#### RECORD EXCERPTS:
────────────────────
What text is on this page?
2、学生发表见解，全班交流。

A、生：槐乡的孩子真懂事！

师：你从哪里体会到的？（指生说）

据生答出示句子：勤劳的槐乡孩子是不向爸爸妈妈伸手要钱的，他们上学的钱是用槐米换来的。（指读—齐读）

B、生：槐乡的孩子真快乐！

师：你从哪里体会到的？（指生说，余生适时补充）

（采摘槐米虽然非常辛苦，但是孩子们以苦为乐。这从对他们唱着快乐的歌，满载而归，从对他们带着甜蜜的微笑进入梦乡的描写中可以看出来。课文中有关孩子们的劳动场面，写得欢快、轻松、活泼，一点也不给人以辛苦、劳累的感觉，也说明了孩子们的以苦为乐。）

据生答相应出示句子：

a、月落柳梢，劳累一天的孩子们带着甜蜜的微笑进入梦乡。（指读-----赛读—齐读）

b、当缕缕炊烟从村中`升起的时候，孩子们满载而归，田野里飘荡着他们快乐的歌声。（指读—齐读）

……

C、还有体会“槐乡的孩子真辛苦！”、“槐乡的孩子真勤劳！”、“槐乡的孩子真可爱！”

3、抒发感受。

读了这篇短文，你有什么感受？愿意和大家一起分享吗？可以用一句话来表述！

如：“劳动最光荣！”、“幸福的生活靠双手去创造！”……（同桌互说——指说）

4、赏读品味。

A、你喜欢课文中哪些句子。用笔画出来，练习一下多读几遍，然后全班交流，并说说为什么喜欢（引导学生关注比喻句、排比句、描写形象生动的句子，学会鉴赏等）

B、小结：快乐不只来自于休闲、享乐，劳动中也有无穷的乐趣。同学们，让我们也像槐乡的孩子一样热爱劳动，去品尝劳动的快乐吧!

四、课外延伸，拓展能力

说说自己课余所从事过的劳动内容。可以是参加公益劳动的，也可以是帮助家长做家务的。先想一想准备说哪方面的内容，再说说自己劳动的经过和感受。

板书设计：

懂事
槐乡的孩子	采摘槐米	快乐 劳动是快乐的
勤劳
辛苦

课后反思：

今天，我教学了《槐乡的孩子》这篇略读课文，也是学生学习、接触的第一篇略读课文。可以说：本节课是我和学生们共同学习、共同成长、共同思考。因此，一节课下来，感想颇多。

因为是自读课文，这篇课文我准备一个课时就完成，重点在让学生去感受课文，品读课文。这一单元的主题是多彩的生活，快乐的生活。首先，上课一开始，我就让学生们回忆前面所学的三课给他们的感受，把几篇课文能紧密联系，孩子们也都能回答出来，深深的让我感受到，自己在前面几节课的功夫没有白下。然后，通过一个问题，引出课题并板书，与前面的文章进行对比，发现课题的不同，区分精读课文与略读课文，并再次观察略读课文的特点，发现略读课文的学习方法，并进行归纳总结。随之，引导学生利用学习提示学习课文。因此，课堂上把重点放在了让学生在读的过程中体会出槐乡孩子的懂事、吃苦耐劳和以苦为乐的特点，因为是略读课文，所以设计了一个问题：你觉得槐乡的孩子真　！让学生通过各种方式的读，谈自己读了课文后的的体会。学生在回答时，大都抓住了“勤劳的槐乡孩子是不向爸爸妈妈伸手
────────────────────
#### WHAT TO WORK ON:
Copy out all of the lines above exactly.

#### ANSWER TO THE TASK:
What text is on this page?
2、学生发表见解，全班交流。

A、生：槐乡的孩子真懂事！

师：你从哪里体会到的？（指生说）

据生答出示句子：勤劳的槐乡孩子是不向爸爸妈妈伸手要钱的，他们上学的钱是用槐米换来的。（指读—齐读）

B、生：槐乡的孩子真快乐！

师：你从哪里体会到的？（指生说，余生适时补充）

（采摘槐米虽然非常辛苦，但是孩子们以苦为乐。这从对他们唱着快乐的歌，满载而归，从对他们带着甜蜜的微笑进入梦乡的描写中可以看出来。课文中有关孩子们的劳动场面，写得欢快、轻松、活泼，一点也不给人以辛苦、劳累的感觉，也说明了孩子们的以苦为乐。）

据生答相应出示句子：

a、月落柳梢，劳累一天的孩子们带着甜蜜的微笑进入梦乡。（指读-----赛读—齐读）

b、当缕缕炊烟从村中`升起的时候，孩子们满载而归，田野里飘荡着他们快乐的歌声。（指读—齐读）

……

C、还有体会“槐乡的孩子真辛苦！”、“槐乡的孩子真勤劳！”、“槐乡的孩子真可爱！”

3、抒发感受。

读了这篇短文，你有什么感受？愿意和大家一起分享吗？可以用一句话来表述！

如：“劳动最光荣！”、“幸福的生活靠双手去创造！”……（同桌互说——指说）

4、赏读品味。

A、你喜欢课文中哪些句子。用笔画出来，练习一下多读几遍，然后全班交流，并说说为什么喜欢（引导学生关注比喻句、排比句、描写形象生动的句子，学会鉴赏等）

B、小结：快乐不只来自于休闲、享乐，劳动中也有无穷的乐趣。同学们，让我们也像槐乡的孩子一样热爱劳动，去品尝劳动的快乐吧!

四、课外延伸，拓展能力

说说自己课余所从事过的劳动内容。可以是参加公益劳动的，也可以是帮助家长做家务的。先想一想准备说哪方面的内容，再说说自己劳动的经过和感受。

板书设计：

懂事
槐乡的孩子	采摘槐米	快乐 劳动是快乐的
勤劳
辛苦

课后反思：

今天，我教学了《槐乡的孩子》这篇略读课文，也是学生学习、接触的第一篇略读课文。可以说：本节课是我和学生们共同学习、共同成长、共同思考。因此，一节课下来，感想颇多。

因为是自读课文，这篇课文我准备一个课时就完成，重点在让学生去感受课文，品读课文。这一单元的主题是多彩的生活，快乐的生活。首先，上课一开始，我就让学生们回忆前面所学的三课给他们的感受，把几篇课文能紧密联系，孩子们也都能回答出来，深深的让我感受到，自己在前面几节课的功夫没有白下。然后，通过一个问题，引出课题并板书，与前面的文章进行对比，发现课题的不同，区分精读课文与略读课文，并再次观察略读课文的特点，发现略读课文的学习方法，并进行归纳总结。随之，引导学生利用学习提示学习课文。因此，课堂上把重点放在了让学生在读的过程中体会出槐乡孩子的懂事、吃苦耐劳和以苦为乐的特点，因为是略读课文，所以设计了一个问题：你觉得槐乡的孩子真　！让学生通过各种方式的读，谈自己读了课文后的的体会。学生在回答时，大都抓住了“勤劳的槐乡孩子是不向爸爸妈妈伸手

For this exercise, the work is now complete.